**INSTRUCTIONS FOR THE TASK:** Print all entries precisely as they are written.

+++ LISTED ENTRIES +++

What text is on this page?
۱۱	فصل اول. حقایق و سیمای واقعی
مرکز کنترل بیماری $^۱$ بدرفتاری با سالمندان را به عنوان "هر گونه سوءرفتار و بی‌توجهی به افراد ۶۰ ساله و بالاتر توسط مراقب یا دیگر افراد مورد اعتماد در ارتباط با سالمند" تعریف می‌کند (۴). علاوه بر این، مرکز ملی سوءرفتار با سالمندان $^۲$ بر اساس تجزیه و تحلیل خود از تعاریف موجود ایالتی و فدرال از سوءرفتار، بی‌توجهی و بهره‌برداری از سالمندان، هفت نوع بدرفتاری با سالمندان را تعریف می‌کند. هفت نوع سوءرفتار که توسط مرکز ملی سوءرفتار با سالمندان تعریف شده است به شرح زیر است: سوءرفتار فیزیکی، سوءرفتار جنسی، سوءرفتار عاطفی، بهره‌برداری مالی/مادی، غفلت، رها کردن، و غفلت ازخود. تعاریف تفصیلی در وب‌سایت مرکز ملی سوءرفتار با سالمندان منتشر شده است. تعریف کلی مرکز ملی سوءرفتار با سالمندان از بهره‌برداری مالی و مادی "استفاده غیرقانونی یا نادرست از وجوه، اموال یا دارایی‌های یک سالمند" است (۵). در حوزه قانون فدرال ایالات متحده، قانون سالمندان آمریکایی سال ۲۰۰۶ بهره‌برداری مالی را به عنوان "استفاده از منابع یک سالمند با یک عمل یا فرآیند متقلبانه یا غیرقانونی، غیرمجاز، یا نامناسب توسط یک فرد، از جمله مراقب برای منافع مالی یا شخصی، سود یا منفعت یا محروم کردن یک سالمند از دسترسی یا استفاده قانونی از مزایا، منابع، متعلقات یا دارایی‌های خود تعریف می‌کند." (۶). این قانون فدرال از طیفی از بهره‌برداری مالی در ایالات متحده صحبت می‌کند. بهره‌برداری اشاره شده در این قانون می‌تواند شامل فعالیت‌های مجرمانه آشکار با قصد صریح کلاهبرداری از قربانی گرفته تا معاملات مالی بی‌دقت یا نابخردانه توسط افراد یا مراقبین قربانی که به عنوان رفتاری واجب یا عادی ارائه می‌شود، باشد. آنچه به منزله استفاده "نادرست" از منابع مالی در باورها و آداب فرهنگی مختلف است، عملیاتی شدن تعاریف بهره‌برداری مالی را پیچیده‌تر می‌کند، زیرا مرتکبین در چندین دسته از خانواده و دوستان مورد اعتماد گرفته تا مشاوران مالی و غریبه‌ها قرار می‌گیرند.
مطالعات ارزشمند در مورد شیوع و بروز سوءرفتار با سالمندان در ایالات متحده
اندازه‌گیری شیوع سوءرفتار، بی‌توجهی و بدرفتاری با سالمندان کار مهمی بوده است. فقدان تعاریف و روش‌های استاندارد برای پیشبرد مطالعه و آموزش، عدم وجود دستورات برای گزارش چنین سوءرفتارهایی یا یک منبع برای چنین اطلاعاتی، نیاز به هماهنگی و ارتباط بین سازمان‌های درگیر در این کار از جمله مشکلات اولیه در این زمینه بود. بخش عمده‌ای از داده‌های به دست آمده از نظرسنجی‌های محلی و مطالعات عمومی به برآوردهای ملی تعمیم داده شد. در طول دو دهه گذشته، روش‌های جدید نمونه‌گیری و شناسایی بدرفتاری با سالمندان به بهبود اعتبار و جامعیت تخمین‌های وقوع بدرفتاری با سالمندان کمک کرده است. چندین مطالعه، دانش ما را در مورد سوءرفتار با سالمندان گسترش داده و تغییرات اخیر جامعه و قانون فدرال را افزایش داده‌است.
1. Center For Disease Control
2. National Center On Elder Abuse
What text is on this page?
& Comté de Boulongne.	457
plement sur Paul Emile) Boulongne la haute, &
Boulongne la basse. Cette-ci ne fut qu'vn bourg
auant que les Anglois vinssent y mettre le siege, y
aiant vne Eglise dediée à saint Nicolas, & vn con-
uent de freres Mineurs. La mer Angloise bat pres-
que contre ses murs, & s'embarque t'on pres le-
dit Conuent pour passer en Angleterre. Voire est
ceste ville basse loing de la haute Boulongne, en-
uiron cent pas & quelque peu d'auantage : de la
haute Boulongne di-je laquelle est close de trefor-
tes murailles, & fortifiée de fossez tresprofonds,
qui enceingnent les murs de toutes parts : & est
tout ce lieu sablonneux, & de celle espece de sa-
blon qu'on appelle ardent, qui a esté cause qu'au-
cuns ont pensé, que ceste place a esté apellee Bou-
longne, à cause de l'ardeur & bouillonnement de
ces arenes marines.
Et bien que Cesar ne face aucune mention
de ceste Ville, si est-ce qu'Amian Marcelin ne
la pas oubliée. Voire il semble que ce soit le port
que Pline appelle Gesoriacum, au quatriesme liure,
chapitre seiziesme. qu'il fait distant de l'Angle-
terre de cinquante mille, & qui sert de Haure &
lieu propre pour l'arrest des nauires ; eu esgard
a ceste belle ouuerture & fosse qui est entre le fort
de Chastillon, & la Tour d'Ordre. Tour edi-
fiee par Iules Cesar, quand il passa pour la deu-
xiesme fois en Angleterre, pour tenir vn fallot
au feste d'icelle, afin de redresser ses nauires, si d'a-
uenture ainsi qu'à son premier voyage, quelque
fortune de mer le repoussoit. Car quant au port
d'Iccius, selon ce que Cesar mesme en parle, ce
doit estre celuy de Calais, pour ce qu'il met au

+++

**TASK RESULT:**
What text is on this page?
۱۱	فصل اول. حقایق و سیمای واقعی
مرکز کنترل بیماری $^۱$ بدرفتاری با سالمندان را به عنوان "هر گونه سوءرفتار و بی‌توجهی به افراد ۶۰ ساله و بالاتر توسط مراقب یا دیگر افراد مورد اعتماد در ارتباط با سالمند" تعریف می‌کند (۴). علاوه بر این، مرکز ملی سوءرفتار با سالمندان $^۲$ بر اساس تجزیه و تحلیل خود از تعاریف موجود ایالتی و فدرال از سوءرفتار، بی‌توجهی و بهره‌برداری از سالمندان، هفت نوع بدرفتاری با سالمندان را تعریف می‌کند. هفت نوع سوءرفتار که توسط مرکز ملی سوءرفتار با سالمندان تعریف شده است به شرح زیر است: سوءرفتار فیزیکی، سوءرفتار جنسی، سوءرفتار عاطفی، بهره‌برداری مالی/مادی، غفلت، رها کردن، و غفلت ازخود. تعاریف تفصیلی در وب‌سایت مرکز ملی سوءرفتار با سالمندان منتشر شده است. تعریف کلی مرکز ملی سوءرفتار با سالمندان از بهره‌برداری مالی و مادی "استفاده غیرقانونی یا نادرست از وجوه، اموال یا دارایی‌های یک سالمند" است (۵). در حوزه قانون فدرال ایالات متحده، قانون سالمندان آمریکایی سال ۲۰۰۶ بهره‌برداری مالی را به عنوان "استفاده از منابع یک سالمند با یک عمل یا فرآیند متقلبانه یا غیرقانونی، غیرمجاز، یا نامناسب توسط یک فرد، از جمله مراقب برای منافع مالی یا شخصی، سود یا منفعت یا محروم کردن یک سالمند از دسترسی یا استفاده قانونی از مزایا، منابع، متعلقات یا دارایی‌های خود تعریف می‌کند." (۶). این قانون فدرال از طیفی از بهره‌برداری مالی در ایالات متحده صحبت می‌کند. بهره‌برداری اشاره شده در این قانون می‌تواند شامل فعالیت‌های مجرمانه آشکار با قصد صریح کلاهبرداری از قربانی گرفته تا معاملات مالی بی‌دقت یا نابخردانه توسط افراد یا مراقبین قربانی که به عنوان رفتاری واجب یا عادی ارائه می‌شود، باشد. آنچه به منزله استفاده "نادرست" از منابع مالی در باورها و آداب فرهنگی مختلف است، عملیاتی شدن تعاریف بهره‌برداری مالی را پیچیده‌تر می‌کند، زیرا مرتکبین در چندین دسته از خانواده و دوستان مورد اعتماد گرفته تا مشاوران مالی و غریبه‌ها قرار می‌گیرند.
مطالعات ارزشمند در مورد شیوع و بروز سوءرفتار با سالمندان در ایالات متحده
اندازه‌گیری شیوع سوءرفتار، بی‌توجهی و بدرفتاری با سالمندان کار مهمی بوده است. فقدان تعاریف و روش‌های استاندارد برای پیشبرد مطالعه و آموزش، عدم وجود دستورات برای گزارش چنین سوءرفتارهایی یا یک منبع برای چنین اطلاعاتی، نیاز به هماهنگی و ارتباط بین سازمان‌های درگیر در این کار از جمله مشکلات اولیه در این زمینه بود. بخش عمده‌ای از داده‌های به دست آمده از نظرسنجی‌های محلی و مطالعات عمومی به برآوردهای ملی تعمیم داده شد. در طول دو دهه گذشته، روش‌های جدید نمونه‌گیری و شناسایی بدرفتاری با سالمندان به بهبود اعتبار و جامعیت تخمین‌های وقوع بدرفتاری با سالمندان کمک کرده است. چندین مطالعه، دانش ما را در مورد سوءرفتار با سالمندان گسترش داده و تغییرات اخیر جامعه و قانون فدرال را افزایش داده‌است.
1. Center For Disease Control
2. National Center On Elder Abuse
What text is on this page?
& Comté de Boulongne.	457
plement sur Paul Emile) Boulongne la haute, &
Boulongne la basse. Cette-ci ne fut qu'vn bourg
auant que les Anglois vinssent y mettre le siege, y
aiant vne Eglise dediée à saint Nicolas, & vn con-
uent de freres Mineurs. La mer Angloise bat pres-
que contre ses murs, & s'embarque t'on pres le-
dit Conuent pour passer en Angleterre. Voire est
ceste ville basse loing de la haute Boulongne, en-
uiron cent pas & quelque peu d'auantage : de la
haute Boulongne di-je laquelle est close de trefor-
tes murailles, & fortifiée de fossez tresprofonds,
qui enceingnent les murs de toutes parts : & est
tout ce lieu sablonneux, & de celle espece de sa-
blon qu'on appelle ardent, qui a esté cause qu'au-
cuns ont pensé, que ceste place a esté apellee Bou-
longne, à cause de l'ardeur & bouillonnement de
ces arenes marines.
Et bien que Cesar ne face aucune mention
de ceste Ville, si est-ce qu'Amian Marcelin ne
la pas oubliée. Voire il semble que ce soit le port
que Pline appelle Gesoriacum, au quatriesme liure,
chapitre seiziesme. qu'il fait distant de l'Angle-
terre de cinquante mille, & qui sert de Haure &
lieu propre pour l'arrest des nauires ; eu esgard
a ceste belle ouuerture & fosse qui est entre le fort
de Chastillon, & la Tour d'Ordre. Tour edi-
fiee par Iules Cesar, quand il passa pour la deu-
xiesme fois en Angleterre, pour tenir vn fallot
au feste d'icelle, afin de redresser ses nauires, si d'a-
uenture ainsi qu'à son premier voyage, quelque
fortune de mer le repoussoit. Car quant au port
d'Iccius, selon ce que Cesar mesme en parle, ce
doit estre celuy de Calais, pour ce qu'il met au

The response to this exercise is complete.